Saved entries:
----------------------------------------
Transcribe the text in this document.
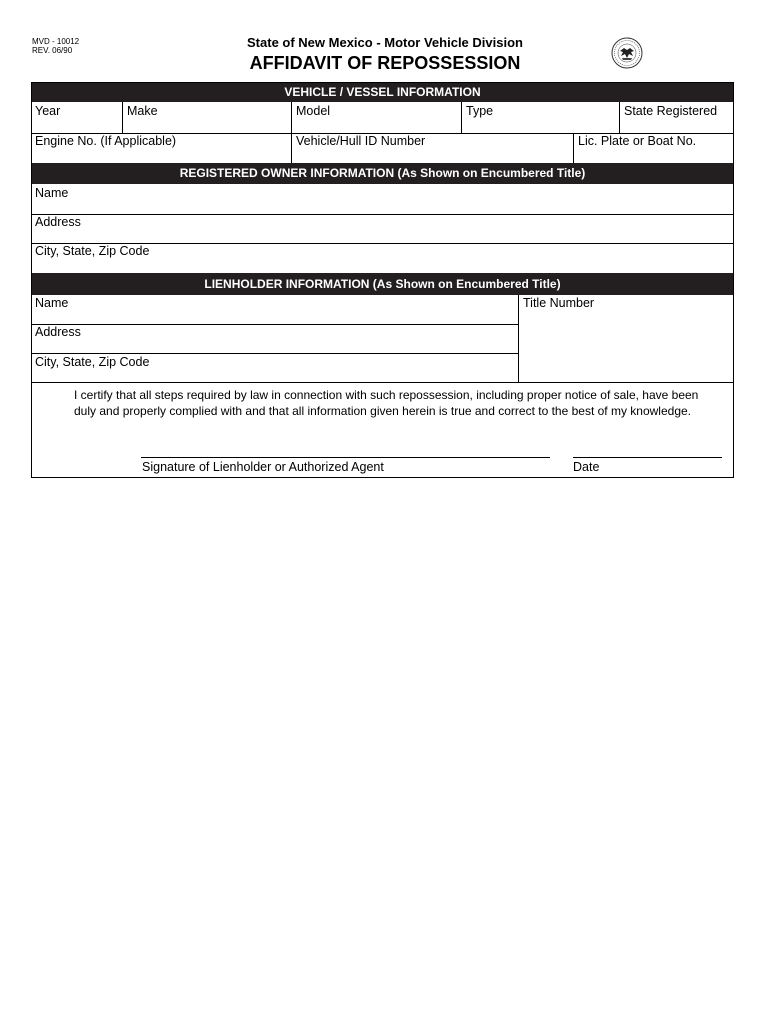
MVD - 10012
REV. 06/90
State of New Mexico - Motor Vehicle Division
AFFIDAVIT OF REPOSSESSION
VEHICLE / VESSEL INFORMATION
Year	Make	Model	Type	State Registered
Engine No. (If Applicable)	Vehicle/Hull ID Number	Lic. Plate or Boat No.
REGISTERED OWNER INFORMATION (As Shown on Encumbered Title)
Name
Address
City, State, Zip Code
LIENHOLDER INFORMATION (As Shown on Encumbered Title)
Name	Title Number
Address
City, State, Zip Code
I certify that all steps required by law in connection with such repossession, including proper notice of sale, have been duly and properly complied with and that all information given herein is true and correct to the best of my knowledge.
Signature of Lienholder or Authorized Agent	Date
----------------------------------------
Omit any images, then output the listing exactly.

▸ OUTPUT FOR THIS TASK
Transcribe the text in this document.
MVD - 10012
REV. 06/90
State of New Mexico - Motor Vehicle Division
AFFIDAVIT OF REPOSSESSION
VEHICLE / VESSEL INFORMATION
Year	Make	Model	Type	State Registered
Engine No. (If Applicable)	Vehicle/Hull ID Number	Lic. Plate or Boat No.
REGISTERED OWNER INFORMATION (As Shown on Encumbered Title)
Name
Address
City, State, Zip Code
LIENHOLDER INFORMATION (As Shown on Encumbered Title)
Name	Title Number
Address
City, State, Zip Code
I certify that all steps required by law in connection with such repossession, including proper notice of sale, have been duly and properly complied with and that all information given herein is true and correct to the best of my knowledge.
Signature of Lienholder or Authorized Agent	Date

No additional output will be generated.